— START —
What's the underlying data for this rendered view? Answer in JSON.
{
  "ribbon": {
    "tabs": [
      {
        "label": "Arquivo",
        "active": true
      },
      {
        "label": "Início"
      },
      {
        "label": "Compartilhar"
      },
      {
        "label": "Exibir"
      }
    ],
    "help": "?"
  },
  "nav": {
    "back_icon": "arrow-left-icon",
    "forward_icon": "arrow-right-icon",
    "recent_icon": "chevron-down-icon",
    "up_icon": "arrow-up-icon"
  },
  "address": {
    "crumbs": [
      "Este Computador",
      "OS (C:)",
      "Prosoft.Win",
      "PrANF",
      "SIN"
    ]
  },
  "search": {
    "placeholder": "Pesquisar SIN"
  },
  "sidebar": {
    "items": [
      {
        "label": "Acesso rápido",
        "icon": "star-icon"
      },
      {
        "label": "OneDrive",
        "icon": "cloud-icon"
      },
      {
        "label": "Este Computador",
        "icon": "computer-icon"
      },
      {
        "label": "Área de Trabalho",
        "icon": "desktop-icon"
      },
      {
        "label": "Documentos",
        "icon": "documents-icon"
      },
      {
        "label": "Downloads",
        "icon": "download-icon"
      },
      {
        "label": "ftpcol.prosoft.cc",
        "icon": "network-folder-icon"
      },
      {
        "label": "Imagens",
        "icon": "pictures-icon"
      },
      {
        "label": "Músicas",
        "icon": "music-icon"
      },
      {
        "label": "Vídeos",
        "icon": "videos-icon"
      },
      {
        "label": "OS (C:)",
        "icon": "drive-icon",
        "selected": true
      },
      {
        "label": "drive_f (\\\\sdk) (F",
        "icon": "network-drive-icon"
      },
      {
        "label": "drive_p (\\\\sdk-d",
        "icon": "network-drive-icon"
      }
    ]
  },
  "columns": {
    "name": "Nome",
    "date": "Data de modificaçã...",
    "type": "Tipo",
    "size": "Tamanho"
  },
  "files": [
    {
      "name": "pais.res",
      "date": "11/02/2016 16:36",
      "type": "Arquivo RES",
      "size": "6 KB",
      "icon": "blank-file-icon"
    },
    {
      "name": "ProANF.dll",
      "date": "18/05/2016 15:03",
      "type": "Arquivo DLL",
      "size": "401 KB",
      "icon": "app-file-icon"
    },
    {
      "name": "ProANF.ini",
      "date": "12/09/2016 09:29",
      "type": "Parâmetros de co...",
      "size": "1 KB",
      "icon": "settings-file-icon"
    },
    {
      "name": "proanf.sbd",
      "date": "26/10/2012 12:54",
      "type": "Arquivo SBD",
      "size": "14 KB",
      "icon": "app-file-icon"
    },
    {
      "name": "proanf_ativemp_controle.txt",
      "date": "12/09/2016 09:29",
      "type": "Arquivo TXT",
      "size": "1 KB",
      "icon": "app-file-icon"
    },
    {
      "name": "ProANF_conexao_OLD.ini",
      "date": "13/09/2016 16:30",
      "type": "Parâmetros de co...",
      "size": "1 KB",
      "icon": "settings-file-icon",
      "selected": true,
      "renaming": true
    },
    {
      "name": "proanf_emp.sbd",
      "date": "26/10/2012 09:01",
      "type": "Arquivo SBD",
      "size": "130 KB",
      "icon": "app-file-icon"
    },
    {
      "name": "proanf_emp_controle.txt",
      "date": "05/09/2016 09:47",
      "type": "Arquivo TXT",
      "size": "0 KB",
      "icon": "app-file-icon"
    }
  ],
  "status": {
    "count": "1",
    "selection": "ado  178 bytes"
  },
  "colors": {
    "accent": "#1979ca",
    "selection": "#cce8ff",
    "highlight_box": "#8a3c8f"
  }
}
— END —
— START —
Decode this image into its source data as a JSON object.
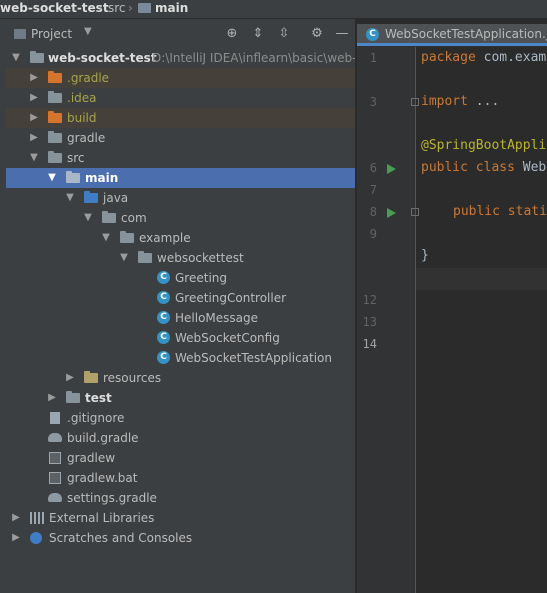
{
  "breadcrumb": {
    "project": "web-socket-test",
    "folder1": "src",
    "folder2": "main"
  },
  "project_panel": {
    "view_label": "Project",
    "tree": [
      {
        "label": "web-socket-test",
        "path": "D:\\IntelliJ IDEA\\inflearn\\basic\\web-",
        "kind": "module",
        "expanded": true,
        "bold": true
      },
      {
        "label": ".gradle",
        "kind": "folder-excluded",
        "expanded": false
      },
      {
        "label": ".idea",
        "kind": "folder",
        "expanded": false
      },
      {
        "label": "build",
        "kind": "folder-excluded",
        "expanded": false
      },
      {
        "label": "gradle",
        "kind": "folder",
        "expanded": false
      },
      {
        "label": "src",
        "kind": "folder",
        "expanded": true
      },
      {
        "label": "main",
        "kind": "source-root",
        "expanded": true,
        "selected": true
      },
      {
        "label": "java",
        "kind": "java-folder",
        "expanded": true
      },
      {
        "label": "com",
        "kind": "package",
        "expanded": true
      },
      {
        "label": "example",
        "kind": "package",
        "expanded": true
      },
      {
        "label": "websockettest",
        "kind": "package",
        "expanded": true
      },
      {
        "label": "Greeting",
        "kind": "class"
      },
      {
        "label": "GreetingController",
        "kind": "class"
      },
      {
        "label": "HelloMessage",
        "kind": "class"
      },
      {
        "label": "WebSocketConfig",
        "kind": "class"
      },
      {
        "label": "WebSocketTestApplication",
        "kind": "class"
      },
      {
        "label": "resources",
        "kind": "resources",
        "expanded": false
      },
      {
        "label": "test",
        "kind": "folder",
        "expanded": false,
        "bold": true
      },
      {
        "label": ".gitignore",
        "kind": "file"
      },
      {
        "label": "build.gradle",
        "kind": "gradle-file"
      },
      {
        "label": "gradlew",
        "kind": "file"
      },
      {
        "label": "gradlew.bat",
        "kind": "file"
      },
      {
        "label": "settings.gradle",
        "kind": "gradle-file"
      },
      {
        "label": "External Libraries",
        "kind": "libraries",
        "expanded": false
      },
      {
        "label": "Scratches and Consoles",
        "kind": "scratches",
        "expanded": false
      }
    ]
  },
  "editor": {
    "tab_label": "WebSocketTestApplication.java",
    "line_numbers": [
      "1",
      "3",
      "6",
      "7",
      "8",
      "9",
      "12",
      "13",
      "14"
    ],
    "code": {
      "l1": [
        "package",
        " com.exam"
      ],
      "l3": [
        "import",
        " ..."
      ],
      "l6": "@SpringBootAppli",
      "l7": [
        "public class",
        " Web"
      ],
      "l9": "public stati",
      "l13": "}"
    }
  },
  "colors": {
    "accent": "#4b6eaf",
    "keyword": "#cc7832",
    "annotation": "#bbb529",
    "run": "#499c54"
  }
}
— END —
— START —
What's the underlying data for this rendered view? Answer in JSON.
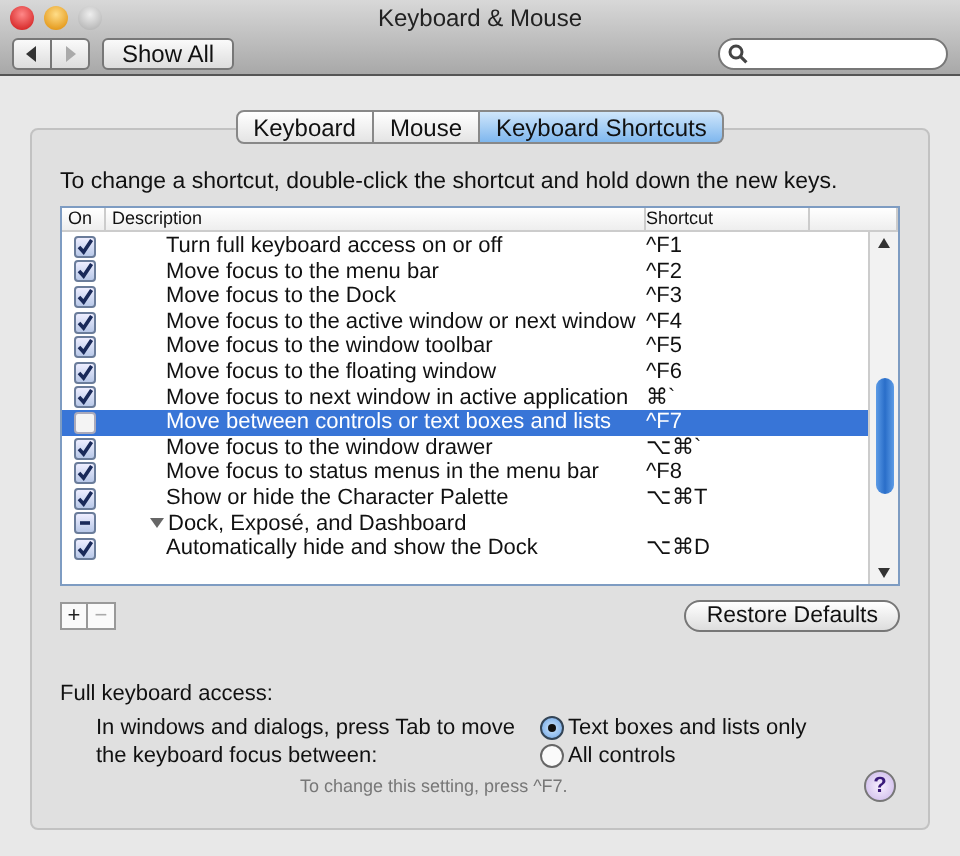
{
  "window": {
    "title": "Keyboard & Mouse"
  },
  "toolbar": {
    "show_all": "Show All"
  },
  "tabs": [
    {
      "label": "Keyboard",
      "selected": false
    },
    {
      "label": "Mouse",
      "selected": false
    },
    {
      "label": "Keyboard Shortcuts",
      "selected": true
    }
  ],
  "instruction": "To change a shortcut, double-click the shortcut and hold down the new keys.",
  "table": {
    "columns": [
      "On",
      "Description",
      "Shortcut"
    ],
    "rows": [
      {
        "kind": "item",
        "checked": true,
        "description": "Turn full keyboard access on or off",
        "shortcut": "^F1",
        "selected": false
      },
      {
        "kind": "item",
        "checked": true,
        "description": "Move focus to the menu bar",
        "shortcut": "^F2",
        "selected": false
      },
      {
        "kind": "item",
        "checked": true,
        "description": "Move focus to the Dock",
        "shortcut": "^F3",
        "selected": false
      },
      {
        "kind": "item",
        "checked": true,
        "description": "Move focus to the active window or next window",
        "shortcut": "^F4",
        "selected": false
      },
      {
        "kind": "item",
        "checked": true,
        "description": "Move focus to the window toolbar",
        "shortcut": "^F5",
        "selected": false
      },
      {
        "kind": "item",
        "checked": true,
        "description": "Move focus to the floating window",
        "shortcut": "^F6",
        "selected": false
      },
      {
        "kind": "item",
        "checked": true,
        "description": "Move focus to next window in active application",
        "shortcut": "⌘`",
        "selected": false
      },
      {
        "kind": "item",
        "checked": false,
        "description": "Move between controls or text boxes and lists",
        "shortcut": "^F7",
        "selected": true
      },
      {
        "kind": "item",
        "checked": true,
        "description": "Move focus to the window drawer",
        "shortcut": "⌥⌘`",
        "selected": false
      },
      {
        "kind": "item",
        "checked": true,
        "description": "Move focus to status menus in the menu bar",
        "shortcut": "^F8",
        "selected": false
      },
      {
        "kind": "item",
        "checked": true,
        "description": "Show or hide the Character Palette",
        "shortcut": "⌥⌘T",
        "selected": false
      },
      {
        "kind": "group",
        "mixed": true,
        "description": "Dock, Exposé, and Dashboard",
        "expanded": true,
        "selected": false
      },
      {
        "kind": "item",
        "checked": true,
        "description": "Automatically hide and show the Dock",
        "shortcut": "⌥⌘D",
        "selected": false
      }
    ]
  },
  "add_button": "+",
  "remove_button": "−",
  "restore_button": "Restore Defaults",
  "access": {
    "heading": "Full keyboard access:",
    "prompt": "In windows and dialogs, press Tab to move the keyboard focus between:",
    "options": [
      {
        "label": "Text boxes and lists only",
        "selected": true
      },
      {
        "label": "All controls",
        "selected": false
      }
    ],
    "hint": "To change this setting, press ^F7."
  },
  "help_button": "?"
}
— END —
**Task to complete**
Write only the number of lines in the data above that include "active".

**Response below**
3